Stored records
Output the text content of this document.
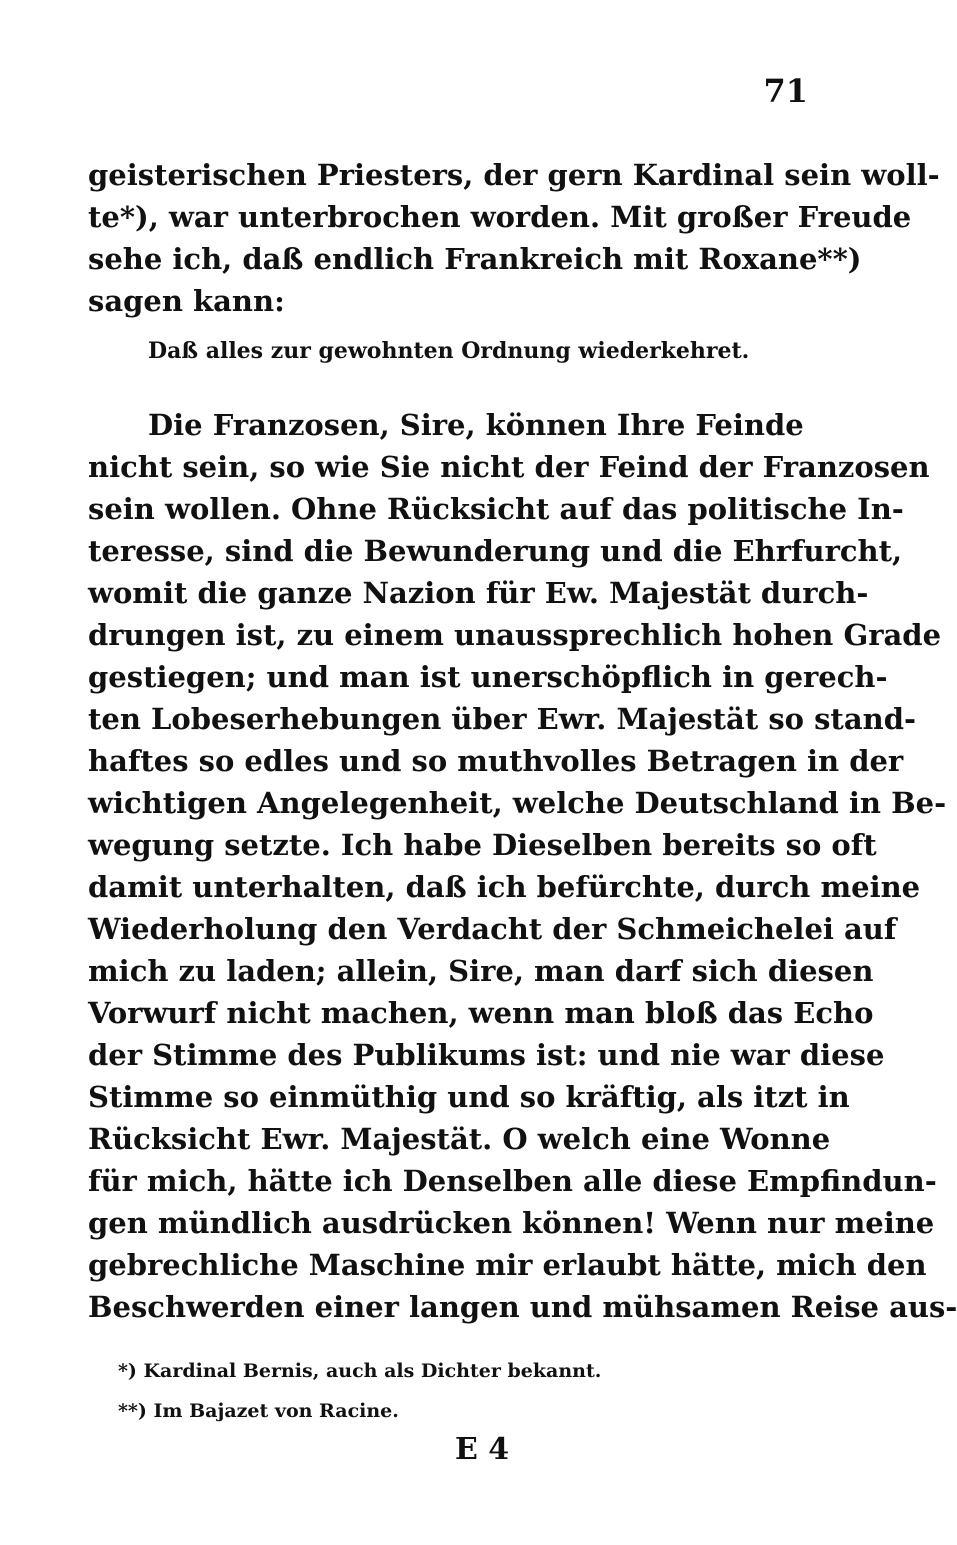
71
geisterischen Priesters, der gern Kardinal sein woll-
te*), war unterbrochen worden. Mit großer Freude
sehe ich, daß endlich Frankreich mit Roxane**)
sagen kann:
Daß alles zur gewohnten Ordnung wiederkehret.
Die Franzosen, Sire, können Ihre Feinde
nicht sein, so wie Sie nicht der Feind der Franzosen
sein wollen. Ohne Rücksicht auf das politische In-
teresse, sind die Bewunderung und die Ehrfurcht,
womit die ganze Nazion für Ew. Majestät durch-
drungen ist, zu einem unaussprechlich hohen Grade
gestiegen; und man ist unerschöpflich in gerech-
ten Lobeserhebungen über Ewr. Majestät so stand-
haftes so edles und so muthvolles Betragen in der
wichtigen Angelegenheit, welche Deutschland in Be-
wegung setzte. Ich habe Dieselben bereits so oft
damit unterhalten, daß ich befürchte, durch meine
Wiederholung den Verdacht der Schmeichelei auf
mich zu laden; allein, Sire, man darf sich diesen
Vorwurf nicht machen, wenn man bloß das Echo
der Stimme des Publikums ist: und nie war diese
Stimme so einmüthig und so kräftig, als itzt in
Rücksicht Ewr. Majestät. O welch eine Wonne
für mich, hätte ich Denselben alle diese Empfindun-
gen mündlich ausdrücken können! Wenn nur meine
gebrechliche Maschine mir erlaubt hätte, mich den
Beschwerden einer langen und mühsamen Reise aus-
*) Kardinal Bernis, auch als Dichter bekannt.
**) Im Bajazet von Racine.
E 4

**Work required:**
How many lines in the data contain the string "sein"? Respond with the number only.

**Written response:**
3